[DATA]:
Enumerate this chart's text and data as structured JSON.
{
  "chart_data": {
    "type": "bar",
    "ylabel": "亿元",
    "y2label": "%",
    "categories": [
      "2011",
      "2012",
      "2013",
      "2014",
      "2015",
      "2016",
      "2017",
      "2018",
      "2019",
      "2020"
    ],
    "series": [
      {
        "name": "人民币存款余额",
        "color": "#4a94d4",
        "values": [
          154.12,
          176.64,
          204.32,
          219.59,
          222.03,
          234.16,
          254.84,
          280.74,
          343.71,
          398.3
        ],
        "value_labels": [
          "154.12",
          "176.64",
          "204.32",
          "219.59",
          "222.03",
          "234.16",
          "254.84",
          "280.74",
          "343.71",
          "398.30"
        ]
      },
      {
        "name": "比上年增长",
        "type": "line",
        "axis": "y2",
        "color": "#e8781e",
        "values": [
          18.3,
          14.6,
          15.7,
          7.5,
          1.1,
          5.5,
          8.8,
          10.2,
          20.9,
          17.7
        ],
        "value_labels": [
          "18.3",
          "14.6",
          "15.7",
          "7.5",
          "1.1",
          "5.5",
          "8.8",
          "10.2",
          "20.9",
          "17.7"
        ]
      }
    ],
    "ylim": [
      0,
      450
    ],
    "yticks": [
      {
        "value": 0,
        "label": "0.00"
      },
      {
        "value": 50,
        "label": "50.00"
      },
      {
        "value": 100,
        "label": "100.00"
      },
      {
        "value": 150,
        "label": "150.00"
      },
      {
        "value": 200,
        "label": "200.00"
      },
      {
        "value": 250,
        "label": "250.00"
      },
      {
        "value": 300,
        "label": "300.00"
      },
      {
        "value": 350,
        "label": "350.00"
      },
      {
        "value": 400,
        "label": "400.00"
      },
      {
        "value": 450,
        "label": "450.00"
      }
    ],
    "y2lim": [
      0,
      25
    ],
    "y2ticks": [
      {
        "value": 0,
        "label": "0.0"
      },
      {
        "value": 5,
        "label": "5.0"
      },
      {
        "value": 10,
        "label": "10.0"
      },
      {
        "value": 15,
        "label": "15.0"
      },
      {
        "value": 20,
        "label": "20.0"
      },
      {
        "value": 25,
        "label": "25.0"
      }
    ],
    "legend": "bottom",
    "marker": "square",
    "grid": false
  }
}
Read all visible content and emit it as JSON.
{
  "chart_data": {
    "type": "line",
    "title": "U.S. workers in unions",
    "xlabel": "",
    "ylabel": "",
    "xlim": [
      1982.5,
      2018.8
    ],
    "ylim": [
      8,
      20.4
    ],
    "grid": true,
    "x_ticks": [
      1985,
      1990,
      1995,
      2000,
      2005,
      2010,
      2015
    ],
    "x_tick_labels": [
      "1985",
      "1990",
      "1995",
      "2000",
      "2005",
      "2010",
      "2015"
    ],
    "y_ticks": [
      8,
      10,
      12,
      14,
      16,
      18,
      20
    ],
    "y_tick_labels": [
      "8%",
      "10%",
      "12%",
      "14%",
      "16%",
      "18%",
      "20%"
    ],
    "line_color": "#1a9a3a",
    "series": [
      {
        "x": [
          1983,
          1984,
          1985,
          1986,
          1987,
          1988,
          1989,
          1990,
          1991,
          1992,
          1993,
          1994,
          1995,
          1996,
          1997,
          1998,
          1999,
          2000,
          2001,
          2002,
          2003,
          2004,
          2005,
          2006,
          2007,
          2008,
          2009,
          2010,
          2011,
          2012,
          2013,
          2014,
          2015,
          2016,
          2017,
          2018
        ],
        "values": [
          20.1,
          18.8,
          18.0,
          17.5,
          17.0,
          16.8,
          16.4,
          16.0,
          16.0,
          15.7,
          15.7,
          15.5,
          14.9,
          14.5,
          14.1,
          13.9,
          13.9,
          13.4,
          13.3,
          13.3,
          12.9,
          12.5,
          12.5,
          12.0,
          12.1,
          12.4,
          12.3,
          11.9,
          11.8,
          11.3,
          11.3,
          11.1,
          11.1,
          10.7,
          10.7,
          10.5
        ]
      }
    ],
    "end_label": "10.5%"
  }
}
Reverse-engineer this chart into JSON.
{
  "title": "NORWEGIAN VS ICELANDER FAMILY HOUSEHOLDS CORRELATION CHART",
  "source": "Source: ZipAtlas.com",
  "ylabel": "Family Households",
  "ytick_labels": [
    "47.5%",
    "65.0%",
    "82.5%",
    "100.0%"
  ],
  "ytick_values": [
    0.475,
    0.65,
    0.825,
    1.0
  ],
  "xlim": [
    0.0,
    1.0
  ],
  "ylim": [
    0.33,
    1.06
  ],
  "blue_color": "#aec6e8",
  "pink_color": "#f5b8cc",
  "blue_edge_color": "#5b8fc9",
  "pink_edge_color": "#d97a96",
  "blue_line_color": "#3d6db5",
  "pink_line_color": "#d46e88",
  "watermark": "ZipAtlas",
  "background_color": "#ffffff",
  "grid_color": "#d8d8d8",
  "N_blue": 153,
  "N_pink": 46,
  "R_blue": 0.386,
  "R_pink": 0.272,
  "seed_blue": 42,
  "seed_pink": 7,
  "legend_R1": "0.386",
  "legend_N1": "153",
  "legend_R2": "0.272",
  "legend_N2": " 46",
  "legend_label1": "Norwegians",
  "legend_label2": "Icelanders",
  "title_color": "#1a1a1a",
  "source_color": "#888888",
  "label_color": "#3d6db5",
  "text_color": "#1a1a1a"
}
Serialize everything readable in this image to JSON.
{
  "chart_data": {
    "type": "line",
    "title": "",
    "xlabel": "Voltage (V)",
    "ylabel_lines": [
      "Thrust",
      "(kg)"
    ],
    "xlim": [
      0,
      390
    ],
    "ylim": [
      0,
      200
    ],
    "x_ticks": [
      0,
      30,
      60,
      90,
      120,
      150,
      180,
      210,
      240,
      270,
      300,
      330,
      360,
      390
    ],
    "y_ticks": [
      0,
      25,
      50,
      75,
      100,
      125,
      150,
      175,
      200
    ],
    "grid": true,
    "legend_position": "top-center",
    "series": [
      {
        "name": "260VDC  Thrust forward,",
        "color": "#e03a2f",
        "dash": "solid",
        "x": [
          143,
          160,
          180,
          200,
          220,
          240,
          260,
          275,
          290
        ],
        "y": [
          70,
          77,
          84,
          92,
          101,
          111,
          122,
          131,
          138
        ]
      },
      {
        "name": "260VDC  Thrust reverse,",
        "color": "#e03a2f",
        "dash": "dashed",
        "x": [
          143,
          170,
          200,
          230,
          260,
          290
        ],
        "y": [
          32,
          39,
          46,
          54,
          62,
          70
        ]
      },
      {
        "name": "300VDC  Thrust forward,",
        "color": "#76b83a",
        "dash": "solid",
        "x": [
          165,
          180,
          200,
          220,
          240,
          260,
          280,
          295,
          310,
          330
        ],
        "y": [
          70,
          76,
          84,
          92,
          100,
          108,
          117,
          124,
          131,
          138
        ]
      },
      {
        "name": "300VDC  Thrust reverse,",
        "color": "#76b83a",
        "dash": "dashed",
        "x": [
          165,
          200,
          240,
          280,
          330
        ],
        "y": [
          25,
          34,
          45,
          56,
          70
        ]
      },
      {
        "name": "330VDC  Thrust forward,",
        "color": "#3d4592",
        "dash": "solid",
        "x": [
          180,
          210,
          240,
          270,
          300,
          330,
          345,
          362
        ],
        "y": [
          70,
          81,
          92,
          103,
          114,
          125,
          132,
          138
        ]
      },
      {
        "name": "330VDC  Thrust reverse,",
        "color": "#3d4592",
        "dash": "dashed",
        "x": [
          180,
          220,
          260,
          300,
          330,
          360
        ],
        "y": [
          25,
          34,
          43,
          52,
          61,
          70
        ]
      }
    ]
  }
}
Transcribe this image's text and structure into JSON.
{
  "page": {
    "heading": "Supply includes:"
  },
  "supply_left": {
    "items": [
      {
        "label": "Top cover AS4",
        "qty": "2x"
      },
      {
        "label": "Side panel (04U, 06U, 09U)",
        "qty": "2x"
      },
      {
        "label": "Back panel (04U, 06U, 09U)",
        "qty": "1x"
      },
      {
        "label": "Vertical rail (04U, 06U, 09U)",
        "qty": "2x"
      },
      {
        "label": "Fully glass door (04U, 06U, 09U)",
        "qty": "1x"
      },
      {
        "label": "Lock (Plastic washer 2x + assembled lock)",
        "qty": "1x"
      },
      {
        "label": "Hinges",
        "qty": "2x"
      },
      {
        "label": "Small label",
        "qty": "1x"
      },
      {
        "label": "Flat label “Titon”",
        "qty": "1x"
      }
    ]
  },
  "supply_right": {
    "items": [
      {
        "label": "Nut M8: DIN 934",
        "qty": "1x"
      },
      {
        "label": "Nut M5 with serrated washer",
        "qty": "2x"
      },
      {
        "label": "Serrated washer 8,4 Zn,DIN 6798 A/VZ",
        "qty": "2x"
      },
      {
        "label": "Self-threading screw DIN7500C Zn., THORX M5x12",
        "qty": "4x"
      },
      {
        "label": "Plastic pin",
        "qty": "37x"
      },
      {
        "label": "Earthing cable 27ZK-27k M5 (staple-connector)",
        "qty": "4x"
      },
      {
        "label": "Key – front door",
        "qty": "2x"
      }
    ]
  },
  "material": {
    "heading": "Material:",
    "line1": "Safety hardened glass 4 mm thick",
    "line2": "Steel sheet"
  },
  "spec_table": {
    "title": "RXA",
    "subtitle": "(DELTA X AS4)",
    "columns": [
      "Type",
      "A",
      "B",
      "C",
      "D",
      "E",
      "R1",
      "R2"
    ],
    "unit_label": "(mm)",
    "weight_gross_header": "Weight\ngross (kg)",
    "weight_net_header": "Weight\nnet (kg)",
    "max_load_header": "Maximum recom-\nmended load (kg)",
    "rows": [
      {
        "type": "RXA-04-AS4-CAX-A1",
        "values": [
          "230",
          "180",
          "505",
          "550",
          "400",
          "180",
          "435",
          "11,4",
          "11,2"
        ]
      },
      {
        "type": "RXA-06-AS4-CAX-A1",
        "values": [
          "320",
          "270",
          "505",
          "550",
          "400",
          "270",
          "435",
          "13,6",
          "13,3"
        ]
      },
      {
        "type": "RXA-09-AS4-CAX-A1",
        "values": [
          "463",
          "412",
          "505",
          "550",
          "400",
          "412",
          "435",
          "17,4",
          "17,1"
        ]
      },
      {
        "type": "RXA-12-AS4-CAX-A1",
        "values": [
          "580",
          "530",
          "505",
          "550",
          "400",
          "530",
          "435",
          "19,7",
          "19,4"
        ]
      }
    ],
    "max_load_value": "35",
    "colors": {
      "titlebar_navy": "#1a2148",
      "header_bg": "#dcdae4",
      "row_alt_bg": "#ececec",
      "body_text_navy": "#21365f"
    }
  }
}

[EXERCISE DETAILS]: From the listing above, copy out each line where the word "into" appears.

[RESULT FOR THIS TASK]:
Reverse-engineer this chart into JSON.
Transcribe this image's text and structure into JSON.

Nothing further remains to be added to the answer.